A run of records
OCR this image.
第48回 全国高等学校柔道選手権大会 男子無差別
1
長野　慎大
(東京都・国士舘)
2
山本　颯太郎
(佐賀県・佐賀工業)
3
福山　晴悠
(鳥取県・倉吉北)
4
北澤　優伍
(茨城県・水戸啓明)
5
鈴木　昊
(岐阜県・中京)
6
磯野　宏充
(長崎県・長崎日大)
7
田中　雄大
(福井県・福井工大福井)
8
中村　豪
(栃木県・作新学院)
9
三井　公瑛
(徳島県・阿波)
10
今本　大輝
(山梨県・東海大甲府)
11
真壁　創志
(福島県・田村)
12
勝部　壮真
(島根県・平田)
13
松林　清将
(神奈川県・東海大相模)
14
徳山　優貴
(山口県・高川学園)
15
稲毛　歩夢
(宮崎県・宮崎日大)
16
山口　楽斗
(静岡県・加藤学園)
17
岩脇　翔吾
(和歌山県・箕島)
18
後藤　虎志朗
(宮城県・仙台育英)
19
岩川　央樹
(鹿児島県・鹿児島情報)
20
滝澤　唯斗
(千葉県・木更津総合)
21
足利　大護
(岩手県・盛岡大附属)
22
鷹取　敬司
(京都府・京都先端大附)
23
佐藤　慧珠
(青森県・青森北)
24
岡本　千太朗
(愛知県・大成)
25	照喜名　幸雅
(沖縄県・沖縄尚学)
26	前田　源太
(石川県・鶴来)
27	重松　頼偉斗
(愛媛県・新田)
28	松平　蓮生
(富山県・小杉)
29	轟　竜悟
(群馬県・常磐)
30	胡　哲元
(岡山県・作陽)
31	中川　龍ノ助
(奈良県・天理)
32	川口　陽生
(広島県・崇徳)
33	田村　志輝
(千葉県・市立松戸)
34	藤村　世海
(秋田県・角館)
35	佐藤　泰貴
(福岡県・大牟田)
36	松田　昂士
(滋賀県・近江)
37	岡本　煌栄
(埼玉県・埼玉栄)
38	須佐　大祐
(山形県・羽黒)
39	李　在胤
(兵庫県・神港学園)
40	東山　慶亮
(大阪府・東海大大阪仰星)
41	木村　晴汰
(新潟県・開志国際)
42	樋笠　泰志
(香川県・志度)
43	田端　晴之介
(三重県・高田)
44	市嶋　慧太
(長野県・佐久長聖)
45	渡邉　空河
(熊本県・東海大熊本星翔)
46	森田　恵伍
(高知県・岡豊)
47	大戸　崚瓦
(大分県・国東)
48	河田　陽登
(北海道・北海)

■ The exercise
Repeat every line of the records above exactly.

■ The completed task
OCR this image.
第48回 全国高等学校柔道選手権大会 男子無差別
1
長野　慎大
(東京都・国士舘)
2
山本　颯太郎
(佐賀県・佐賀工業)
3
福山　晴悠
(鳥取県・倉吉北)
4
北澤　優伍
(茨城県・水戸啓明)
5
鈴木　昊
(岐阜県・中京)
6
磯野　宏充
(長崎県・長崎日大)
7
田中　雄大
(福井県・福井工大福井)
8
中村　豪
(栃木県・作新学院)
9
三井　公瑛
(徳島県・阿波)
10
今本　大輝
(山梨県・東海大甲府)
11
真壁　創志
(福島県・田村)
12
勝部　壮真
(島根県・平田)
13
松林　清将
(神奈川県・東海大相模)
14
徳山　優貴
(山口県・高川学園)
15
稲毛　歩夢
(宮崎県・宮崎日大)
16
山口　楽斗
(静岡県・加藤学園)
17
岩脇　翔吾
(和歌山県・箕島)
18
後藤　虎志朗
(宮城県・仙台育英)
19
岩川　央樹
(鹿児島県・鹿児島情報)
20
滝澤　唯斗
(千葉県・木更津総合)
21
足利　大護
(岩手県・盛岡大附属)
22
鷹取　敬司
(京都府・京都先端大附)
23
佐藤　慧珠
(青森県・青森北)
24
岡本　千太朗
(愛知県・大成)
25	照喜名　幸雅
(沖縄県・沖縄尚学)
26	前田　源太
(石川県・鶴来)
27	重松　頼偉斗
(愛媛県・新田)
28	松平　蓮生
(富山県・小杉)
29	轟　竜悟
(群馬県・常磐)
30	胡　哲元
(岡山県・作陽)
31	中川　龍ノ助
(奈良県・天理)
32	川口　陽生
(広島県・崇徳)
33	田村　志輝
(千葉県・市立松戸)
34	藤村　世海
(秋田県・角館)
35	佐藤　泰貴
(福岡県・大牟田)
36	松田　昂士
(滋賀県・近江)
37	岡本　煌栄
(埼玉県・埼玉栄)
38	須佐　大祐
(山形県・羽黒)
39	李　在胤
(兵庫県・神港学園)
40	東山　慶亮
(大阪府・東海大大阪仰星)
41	木村　晴汰
(新潟県・開志国際)
42	樋笠　泰志
(香川県・志度)
43	田端　晴之介
(三重県・高田)
44	市嶋　慧太
(長野県・佐久長聖)
45	渡邉　空河
(熊本県・東海大熊本星翔)
46	森田　恵伍
(高知県・岡豊)
47	大戸　崚瓦
(大分県・国東)
48	河田　陽登
(北海道・北海)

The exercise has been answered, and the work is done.